* Work instructions
From the entries below, please gather each line containing the string "nSainz".

[Extracted data entries]
┄┄┄┄┄┄┄┄┄┄

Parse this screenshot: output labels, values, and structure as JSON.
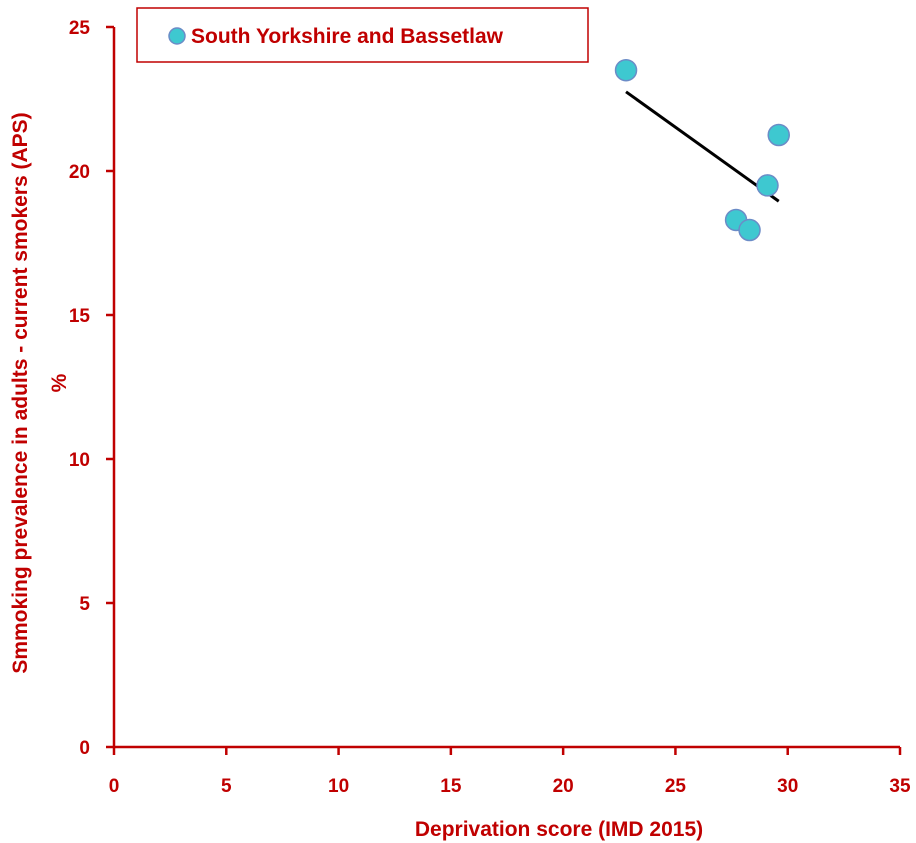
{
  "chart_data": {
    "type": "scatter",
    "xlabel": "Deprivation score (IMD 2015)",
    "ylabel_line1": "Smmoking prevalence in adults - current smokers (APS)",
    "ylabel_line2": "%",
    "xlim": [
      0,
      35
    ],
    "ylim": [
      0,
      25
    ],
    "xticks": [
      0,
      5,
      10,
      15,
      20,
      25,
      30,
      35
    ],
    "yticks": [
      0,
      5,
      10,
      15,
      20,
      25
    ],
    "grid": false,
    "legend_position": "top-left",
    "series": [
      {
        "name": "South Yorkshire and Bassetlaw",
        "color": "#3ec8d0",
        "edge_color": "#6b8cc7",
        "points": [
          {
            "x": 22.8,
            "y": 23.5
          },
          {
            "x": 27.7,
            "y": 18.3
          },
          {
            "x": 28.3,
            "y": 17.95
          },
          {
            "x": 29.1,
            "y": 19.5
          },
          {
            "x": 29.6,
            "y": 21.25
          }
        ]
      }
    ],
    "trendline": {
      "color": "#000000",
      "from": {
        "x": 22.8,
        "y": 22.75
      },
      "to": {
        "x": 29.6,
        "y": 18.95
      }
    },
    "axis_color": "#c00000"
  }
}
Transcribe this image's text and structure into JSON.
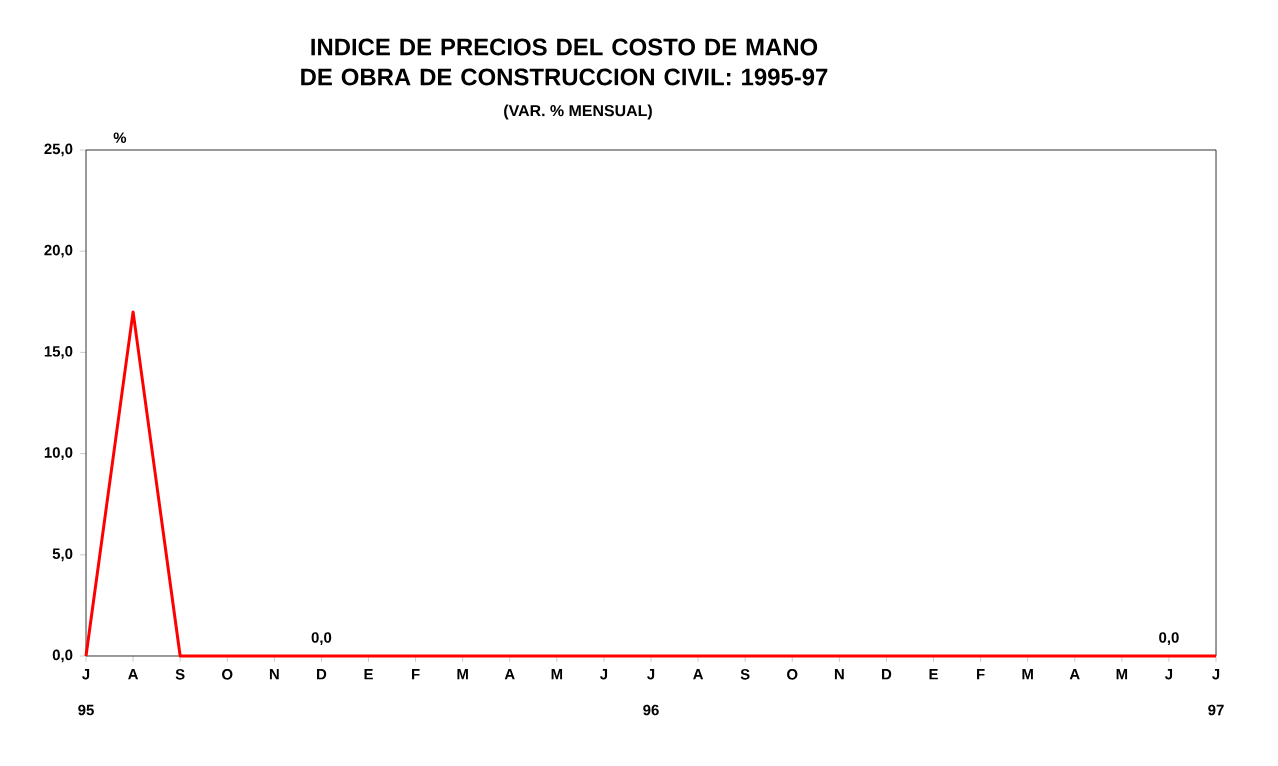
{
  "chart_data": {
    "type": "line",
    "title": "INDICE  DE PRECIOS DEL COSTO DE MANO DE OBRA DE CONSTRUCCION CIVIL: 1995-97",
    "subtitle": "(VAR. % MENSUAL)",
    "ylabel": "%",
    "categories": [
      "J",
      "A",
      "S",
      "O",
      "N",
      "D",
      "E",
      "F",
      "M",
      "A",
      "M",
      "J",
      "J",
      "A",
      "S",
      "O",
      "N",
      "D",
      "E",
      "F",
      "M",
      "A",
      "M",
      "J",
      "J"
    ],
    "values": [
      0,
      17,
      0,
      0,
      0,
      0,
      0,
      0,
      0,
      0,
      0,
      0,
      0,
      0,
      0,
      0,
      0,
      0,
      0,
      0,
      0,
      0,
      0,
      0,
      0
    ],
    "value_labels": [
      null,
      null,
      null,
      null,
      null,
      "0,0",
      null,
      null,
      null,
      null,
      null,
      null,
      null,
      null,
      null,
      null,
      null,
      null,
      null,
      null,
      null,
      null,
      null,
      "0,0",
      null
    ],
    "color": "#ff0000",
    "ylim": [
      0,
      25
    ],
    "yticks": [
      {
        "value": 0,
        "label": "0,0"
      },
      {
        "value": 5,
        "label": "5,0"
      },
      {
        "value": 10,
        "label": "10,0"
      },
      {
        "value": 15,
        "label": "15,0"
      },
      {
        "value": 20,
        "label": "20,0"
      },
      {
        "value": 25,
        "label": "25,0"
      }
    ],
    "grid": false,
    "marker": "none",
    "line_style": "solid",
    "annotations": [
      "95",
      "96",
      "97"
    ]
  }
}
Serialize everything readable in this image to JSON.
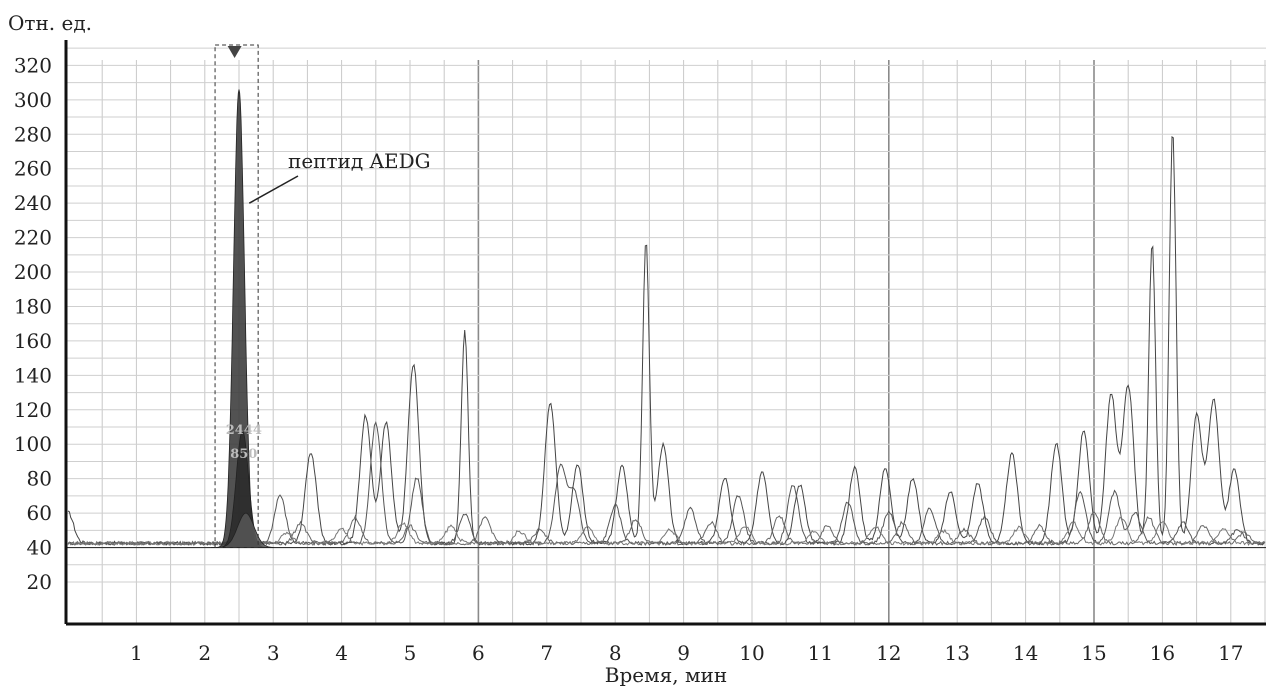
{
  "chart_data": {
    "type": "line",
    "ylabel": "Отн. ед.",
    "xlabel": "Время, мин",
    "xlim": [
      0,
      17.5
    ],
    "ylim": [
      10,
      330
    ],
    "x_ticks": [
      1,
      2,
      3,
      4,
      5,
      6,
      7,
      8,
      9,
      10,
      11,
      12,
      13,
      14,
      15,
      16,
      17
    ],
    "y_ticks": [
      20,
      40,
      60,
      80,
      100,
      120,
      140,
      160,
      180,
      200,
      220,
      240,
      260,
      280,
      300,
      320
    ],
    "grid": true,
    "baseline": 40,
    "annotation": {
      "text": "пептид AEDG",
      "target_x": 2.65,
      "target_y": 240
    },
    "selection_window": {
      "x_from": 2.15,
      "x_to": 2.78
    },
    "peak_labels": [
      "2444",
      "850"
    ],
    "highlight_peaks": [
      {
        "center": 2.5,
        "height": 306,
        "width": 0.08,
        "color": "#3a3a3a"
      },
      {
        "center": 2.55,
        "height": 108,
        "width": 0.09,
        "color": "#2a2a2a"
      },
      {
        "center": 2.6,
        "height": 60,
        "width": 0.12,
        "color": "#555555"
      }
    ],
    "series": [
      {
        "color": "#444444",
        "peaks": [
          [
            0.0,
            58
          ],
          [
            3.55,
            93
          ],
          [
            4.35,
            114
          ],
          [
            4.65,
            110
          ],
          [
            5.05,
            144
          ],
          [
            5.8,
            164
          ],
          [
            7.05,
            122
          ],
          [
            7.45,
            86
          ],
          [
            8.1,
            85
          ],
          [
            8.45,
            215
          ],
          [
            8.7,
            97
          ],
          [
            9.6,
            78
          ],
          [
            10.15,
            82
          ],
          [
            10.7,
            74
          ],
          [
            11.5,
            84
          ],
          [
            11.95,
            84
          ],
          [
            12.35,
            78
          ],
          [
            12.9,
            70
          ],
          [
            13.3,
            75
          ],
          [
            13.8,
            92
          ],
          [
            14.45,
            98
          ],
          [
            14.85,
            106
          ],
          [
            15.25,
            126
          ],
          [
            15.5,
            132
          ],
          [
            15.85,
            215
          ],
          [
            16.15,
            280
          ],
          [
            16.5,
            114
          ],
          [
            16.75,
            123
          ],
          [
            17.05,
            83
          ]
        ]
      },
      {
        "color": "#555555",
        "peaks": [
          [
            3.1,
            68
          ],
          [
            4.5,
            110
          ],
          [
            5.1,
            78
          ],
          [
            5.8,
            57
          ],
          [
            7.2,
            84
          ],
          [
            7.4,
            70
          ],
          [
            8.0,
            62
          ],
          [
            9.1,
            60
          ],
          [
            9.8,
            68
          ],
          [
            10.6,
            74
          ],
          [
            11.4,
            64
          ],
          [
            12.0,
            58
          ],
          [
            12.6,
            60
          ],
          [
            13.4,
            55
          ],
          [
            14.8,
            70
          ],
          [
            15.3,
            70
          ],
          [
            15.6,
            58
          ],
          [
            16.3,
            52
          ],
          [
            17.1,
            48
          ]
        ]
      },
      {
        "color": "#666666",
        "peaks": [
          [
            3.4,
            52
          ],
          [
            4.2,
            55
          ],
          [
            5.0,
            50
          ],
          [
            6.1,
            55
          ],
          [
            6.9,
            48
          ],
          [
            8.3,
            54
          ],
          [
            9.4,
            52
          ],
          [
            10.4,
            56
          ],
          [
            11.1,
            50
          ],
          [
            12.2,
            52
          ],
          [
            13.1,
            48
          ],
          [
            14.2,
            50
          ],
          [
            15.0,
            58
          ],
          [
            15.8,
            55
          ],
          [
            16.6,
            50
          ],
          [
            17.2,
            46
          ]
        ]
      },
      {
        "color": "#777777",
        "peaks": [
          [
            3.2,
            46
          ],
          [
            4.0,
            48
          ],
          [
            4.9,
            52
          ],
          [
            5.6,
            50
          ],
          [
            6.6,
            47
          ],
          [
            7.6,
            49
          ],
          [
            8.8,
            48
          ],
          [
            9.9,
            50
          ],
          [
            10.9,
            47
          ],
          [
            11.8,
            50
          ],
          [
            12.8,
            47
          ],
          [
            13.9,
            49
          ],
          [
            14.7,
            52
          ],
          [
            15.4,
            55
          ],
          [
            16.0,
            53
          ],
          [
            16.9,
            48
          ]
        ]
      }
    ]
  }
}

┄┄┄┄┄┄┄┄┄┄

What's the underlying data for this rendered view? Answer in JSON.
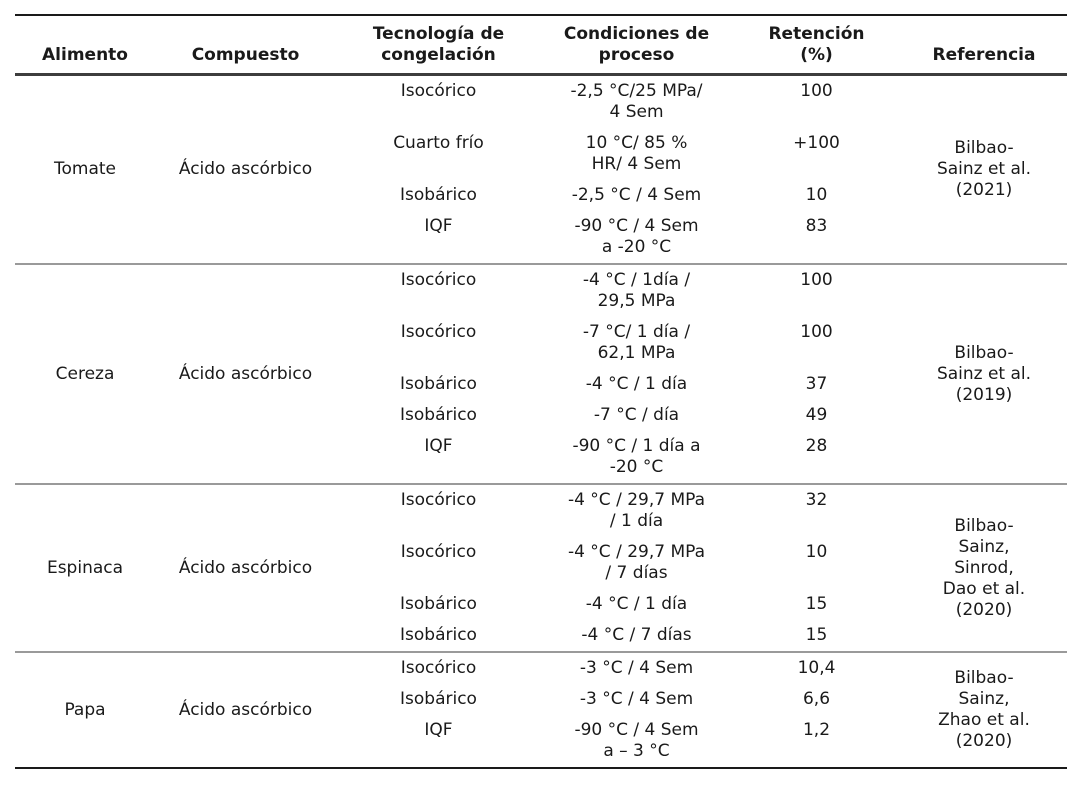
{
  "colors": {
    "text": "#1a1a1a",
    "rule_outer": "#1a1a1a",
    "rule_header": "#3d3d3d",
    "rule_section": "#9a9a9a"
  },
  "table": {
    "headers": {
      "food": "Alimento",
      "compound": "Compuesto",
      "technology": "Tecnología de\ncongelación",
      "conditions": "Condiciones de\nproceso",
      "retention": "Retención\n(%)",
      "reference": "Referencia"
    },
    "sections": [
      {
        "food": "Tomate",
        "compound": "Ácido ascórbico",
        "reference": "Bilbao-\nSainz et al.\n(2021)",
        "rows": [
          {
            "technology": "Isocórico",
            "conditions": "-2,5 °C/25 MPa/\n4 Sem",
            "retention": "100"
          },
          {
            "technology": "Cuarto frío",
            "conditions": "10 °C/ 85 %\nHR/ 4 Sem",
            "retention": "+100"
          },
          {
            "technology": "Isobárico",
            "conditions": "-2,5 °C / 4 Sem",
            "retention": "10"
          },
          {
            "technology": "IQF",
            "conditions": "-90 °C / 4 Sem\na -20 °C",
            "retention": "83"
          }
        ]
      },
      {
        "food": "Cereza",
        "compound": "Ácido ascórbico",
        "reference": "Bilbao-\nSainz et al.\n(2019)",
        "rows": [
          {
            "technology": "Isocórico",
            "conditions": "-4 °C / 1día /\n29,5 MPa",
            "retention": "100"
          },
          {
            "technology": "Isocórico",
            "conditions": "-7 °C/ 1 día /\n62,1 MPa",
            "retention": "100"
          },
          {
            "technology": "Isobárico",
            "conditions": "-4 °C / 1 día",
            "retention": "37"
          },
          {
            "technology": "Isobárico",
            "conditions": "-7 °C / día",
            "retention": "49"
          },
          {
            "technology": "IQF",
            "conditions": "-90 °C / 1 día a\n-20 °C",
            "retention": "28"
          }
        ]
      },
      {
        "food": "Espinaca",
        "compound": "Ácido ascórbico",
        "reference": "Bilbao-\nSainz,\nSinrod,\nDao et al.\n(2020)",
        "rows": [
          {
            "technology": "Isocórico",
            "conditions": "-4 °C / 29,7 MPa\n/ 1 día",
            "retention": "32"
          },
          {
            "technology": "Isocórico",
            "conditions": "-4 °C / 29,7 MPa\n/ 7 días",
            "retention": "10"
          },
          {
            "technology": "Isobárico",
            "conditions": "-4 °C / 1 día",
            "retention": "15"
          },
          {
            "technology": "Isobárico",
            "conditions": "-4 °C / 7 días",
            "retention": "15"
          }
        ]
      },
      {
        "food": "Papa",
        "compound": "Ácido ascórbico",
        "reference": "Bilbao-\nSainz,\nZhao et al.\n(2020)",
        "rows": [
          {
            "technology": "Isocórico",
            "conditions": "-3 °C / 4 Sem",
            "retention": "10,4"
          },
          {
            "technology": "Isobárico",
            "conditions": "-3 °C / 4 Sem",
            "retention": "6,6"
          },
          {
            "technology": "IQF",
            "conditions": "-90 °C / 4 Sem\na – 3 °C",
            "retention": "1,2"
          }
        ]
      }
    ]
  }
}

┄┄┄┄┄┄┄┄┄┄

* Task solution
        "reference": "Bilbao-\nSainz et al.\n(2021)",
        "reference": "Bilbao-\nSainz et al.\n(2019)",
        "reference": "Bilbao-\nSainz,\nSinrod,\nDao et al.\n(2020)",
        "reference": "Bilbao-\nSainz,\nZhao et al.\n(2020)",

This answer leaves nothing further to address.